## MATERIAL FOR THIS TASK
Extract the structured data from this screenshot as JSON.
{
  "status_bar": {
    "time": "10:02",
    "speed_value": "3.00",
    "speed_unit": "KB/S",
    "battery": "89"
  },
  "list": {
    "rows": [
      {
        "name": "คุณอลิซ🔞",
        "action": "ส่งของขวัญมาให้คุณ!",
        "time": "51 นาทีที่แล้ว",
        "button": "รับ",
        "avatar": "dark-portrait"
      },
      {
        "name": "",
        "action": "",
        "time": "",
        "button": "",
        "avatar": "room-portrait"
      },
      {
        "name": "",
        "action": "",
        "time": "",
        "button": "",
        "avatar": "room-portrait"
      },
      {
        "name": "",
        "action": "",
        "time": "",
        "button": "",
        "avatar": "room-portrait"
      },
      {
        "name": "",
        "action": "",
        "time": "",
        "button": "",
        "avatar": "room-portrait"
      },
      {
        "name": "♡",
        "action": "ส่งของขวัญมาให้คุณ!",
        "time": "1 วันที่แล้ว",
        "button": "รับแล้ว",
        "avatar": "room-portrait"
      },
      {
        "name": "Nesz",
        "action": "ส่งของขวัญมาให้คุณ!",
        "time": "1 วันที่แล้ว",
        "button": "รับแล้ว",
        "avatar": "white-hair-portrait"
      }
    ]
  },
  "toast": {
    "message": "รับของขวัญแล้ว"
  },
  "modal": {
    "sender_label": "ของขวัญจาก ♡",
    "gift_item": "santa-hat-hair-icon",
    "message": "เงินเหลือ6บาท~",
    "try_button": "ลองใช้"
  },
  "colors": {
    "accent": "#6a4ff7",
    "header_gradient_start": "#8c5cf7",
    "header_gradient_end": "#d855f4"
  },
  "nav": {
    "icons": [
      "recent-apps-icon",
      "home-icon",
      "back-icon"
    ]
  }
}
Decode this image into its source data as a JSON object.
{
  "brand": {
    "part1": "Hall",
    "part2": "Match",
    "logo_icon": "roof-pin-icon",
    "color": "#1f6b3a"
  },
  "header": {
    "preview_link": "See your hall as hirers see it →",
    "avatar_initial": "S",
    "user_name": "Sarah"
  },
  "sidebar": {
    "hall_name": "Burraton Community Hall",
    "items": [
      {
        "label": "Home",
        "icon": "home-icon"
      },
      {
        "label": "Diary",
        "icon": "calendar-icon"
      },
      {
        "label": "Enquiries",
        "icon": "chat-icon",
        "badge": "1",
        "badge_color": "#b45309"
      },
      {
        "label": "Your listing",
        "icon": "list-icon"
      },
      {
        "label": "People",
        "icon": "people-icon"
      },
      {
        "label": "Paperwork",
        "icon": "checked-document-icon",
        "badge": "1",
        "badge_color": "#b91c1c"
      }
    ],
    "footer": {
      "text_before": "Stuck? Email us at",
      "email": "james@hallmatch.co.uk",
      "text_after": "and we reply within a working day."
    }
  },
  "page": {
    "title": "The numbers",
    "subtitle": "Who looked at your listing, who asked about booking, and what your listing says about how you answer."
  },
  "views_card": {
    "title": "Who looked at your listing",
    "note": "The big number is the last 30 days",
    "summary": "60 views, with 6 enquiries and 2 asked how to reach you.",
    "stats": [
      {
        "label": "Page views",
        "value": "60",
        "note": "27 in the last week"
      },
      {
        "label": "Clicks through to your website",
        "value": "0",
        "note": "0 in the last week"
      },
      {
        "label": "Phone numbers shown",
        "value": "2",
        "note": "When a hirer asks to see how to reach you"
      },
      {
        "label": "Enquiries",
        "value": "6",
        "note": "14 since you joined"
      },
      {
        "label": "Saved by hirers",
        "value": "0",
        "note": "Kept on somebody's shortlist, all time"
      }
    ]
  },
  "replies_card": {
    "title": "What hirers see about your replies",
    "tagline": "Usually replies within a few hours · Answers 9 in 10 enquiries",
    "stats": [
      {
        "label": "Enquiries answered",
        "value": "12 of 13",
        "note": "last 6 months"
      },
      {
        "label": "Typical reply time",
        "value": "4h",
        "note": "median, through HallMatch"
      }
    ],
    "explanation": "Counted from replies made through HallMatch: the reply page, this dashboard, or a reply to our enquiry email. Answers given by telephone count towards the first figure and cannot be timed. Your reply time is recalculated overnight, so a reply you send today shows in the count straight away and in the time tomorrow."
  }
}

## WHAT TO DO
Find each line that has the word "last", then copy it out.

## SOLUTION TO THIS PROBLEM
    "note": "The big number is the last 30 days",
        "note": "27 in the last week"
        "note": "0 in the last week"
        "note": "last 6 months"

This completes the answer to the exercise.